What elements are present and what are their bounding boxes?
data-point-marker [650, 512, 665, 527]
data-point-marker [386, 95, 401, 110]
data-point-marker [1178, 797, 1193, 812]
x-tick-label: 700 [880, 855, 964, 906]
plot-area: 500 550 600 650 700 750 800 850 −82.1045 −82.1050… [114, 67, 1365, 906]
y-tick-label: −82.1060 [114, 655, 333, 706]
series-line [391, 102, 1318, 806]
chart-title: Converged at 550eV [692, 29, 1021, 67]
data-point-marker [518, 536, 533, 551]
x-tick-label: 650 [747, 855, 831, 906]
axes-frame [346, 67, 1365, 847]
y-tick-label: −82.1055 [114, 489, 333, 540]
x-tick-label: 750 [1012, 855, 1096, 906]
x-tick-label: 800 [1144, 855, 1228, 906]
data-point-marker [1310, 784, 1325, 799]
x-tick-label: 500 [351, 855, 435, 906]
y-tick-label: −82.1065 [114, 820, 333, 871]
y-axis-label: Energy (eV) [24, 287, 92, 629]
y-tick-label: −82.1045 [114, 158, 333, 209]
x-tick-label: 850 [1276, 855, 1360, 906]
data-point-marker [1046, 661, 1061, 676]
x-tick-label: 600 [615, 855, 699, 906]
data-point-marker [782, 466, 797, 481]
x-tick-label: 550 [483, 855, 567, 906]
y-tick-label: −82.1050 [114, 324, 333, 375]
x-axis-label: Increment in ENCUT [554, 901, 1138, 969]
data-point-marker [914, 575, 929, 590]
* * * * *
§ GIVEN INSTRUCTION
Recast every line of the items above as a Markdown table with the columns Row and Line, numbering each row and leaving out blank lines.

§ FINISHED ANSWER
| Row | Line |
|---|---|
| 1 | What elements are present and what are their bounding boxes? |
| 2 | data-point-marker [650, 512, 665, 527] |
| 3 | data-point-marker [386, 95, 401, 110] |
| 4 | data-point-marker [1178, 797, 1193, 812] |
| 5 | x-tick-label: 700 [880, 855, 964, 906] |
| 6 | plot-area: 500 550 600 650 700 750 800 850 −82.1045 −82.1050… [114, 67, 1365, 906] |
| 7 | y-tick-label: −82.1060 [114, 655, 333, 706] |
| 8 | series-line [391, 102, 1318, 806] |
| 9 | chart-title: Converged at 550eV [692, 29, 1021, 67] |
| 10 | data-point-marker [518, 536, 533, 551] |
| 11 | x-tick-label: 650 [747, 855, 831, 906] |
| 12 | axes-frame [346, 67, 1365, 847] |
| 13 | y-tick-label: −82.1055 [114, 489, 333, 540] |
| 14 | x-tick-label: 750 [1012, 855, 1096, 906] |
| 15 | x-tick-label: 800 [1144, 855, 1228, 906] |
| 16 | data-point-marker [1310, 784, 1325, 799] |
| 17 | x-tick-label: 500 [351, 855, 435, 906] |
| 18 | y-tick-label: −82.1065 [114, 820, 333, 871] |
| 19 | y-axis-label: Energy (eV) [24, 287, 92, 629] |
| 20 | y-tick-label: −82.1045 [114, 158, 333, 209] |
| 21 | x-tick-label: 850 [1276, 855, 1360, 906] |
| 22 | data-point-marker [1046, 661, 1061, 676] |
| 23 | x-tick-label: 600 [615, 855, 699, 906] |
| 24 | data-point-marker [782, 466, 797, 481] |
| 25 | x-tick-label: 550 [483, 855, 567, 906] |
| 26 | y-tick-label: −82.1050 [114, 324, 333, 375] |
| 27 | x-axis-label: Increment in ENCUT [554, 901, 1138, 969] |
| 28 | data-point-marker [914, 575, 929, 590] |